--- Begin ---

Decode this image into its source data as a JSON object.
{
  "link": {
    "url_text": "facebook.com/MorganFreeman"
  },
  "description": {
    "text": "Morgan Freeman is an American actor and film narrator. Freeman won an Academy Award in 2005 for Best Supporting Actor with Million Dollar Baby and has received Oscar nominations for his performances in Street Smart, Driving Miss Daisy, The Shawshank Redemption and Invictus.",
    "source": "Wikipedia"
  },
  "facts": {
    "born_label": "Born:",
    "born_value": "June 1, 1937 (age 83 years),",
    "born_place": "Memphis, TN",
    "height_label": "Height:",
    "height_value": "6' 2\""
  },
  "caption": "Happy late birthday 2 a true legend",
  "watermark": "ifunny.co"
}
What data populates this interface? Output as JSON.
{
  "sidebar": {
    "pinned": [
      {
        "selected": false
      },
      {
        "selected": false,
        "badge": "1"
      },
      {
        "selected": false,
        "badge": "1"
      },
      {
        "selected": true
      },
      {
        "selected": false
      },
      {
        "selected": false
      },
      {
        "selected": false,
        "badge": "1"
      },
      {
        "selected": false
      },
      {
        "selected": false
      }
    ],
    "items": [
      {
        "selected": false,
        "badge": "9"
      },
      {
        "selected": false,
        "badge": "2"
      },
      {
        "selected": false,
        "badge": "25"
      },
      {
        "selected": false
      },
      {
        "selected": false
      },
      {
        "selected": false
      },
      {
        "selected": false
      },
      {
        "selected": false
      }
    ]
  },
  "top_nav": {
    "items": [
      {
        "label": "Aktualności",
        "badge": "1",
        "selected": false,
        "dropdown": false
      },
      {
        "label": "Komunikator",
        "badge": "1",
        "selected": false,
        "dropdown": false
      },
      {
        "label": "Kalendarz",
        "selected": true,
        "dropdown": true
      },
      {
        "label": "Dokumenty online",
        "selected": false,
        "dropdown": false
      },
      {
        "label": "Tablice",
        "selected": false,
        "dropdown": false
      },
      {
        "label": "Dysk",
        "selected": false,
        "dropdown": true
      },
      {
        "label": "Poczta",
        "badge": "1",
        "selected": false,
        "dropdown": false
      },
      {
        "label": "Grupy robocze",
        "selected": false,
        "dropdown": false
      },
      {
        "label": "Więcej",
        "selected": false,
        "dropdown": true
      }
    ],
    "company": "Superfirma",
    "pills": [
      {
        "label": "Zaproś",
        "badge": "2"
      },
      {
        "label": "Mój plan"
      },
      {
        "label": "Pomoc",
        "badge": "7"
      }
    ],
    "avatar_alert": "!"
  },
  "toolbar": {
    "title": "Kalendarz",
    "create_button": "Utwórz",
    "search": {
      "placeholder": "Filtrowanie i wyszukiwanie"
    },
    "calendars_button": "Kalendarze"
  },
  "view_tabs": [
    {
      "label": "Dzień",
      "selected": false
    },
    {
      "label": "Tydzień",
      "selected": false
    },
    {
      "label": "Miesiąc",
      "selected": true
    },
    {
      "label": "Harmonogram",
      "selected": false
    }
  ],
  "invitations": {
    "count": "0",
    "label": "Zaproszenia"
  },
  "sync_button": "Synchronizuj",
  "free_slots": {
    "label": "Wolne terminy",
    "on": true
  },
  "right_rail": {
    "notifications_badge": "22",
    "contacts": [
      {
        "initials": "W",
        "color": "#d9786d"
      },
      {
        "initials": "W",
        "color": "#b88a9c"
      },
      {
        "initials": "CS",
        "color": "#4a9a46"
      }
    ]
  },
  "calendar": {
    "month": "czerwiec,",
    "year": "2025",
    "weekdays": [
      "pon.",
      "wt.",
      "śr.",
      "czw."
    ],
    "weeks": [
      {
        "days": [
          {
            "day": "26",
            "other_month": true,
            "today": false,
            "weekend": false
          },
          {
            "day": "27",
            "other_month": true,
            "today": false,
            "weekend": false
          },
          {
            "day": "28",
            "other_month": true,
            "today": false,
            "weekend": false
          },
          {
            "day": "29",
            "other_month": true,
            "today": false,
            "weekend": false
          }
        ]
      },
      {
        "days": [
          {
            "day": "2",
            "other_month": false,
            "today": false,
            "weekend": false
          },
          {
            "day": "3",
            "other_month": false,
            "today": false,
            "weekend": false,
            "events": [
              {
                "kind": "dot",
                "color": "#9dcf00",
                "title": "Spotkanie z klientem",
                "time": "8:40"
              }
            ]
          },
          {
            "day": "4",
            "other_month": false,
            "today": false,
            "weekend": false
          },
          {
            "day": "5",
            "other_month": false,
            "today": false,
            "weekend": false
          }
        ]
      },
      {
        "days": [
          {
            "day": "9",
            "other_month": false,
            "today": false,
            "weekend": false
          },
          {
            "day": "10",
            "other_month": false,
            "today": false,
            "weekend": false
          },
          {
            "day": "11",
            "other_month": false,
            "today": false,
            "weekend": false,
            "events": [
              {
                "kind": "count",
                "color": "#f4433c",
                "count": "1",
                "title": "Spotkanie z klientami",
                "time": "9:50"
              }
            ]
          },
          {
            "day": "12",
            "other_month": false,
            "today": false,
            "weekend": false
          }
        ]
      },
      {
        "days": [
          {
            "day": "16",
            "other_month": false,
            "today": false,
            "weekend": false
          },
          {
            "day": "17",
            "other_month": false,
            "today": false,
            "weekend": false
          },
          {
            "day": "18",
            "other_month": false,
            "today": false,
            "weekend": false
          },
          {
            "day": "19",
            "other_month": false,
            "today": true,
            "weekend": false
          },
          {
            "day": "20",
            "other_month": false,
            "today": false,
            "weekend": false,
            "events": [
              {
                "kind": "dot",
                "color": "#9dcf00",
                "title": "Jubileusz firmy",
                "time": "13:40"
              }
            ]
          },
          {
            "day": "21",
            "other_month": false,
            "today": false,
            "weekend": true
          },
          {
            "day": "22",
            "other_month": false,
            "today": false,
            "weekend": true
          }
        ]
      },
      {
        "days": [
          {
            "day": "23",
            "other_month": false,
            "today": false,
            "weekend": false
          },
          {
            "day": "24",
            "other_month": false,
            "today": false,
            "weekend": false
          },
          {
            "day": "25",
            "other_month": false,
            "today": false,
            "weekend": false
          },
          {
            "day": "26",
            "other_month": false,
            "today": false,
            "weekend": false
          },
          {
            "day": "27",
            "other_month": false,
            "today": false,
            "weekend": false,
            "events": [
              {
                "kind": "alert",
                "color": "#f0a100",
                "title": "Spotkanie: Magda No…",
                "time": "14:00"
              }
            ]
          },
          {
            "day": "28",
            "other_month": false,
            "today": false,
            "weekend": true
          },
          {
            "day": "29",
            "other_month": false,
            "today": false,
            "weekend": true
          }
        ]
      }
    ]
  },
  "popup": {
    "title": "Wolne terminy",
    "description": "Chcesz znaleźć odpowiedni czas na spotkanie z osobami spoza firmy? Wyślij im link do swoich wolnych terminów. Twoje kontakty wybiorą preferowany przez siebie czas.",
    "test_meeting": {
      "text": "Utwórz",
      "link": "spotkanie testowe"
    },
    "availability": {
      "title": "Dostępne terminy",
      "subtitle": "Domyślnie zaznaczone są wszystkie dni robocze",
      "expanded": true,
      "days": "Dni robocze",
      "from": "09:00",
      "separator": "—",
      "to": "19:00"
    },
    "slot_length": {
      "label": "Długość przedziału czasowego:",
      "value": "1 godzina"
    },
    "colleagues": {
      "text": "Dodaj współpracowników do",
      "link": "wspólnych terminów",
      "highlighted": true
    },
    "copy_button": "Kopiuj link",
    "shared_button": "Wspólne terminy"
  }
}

--- End ---

TASK TO COMPLETE:
Reproduce each line of the material containing the word "source".

WRITTEN RESPONSE:
Decode this image into its source data as a JSON object.
    "source": "Wikipedia"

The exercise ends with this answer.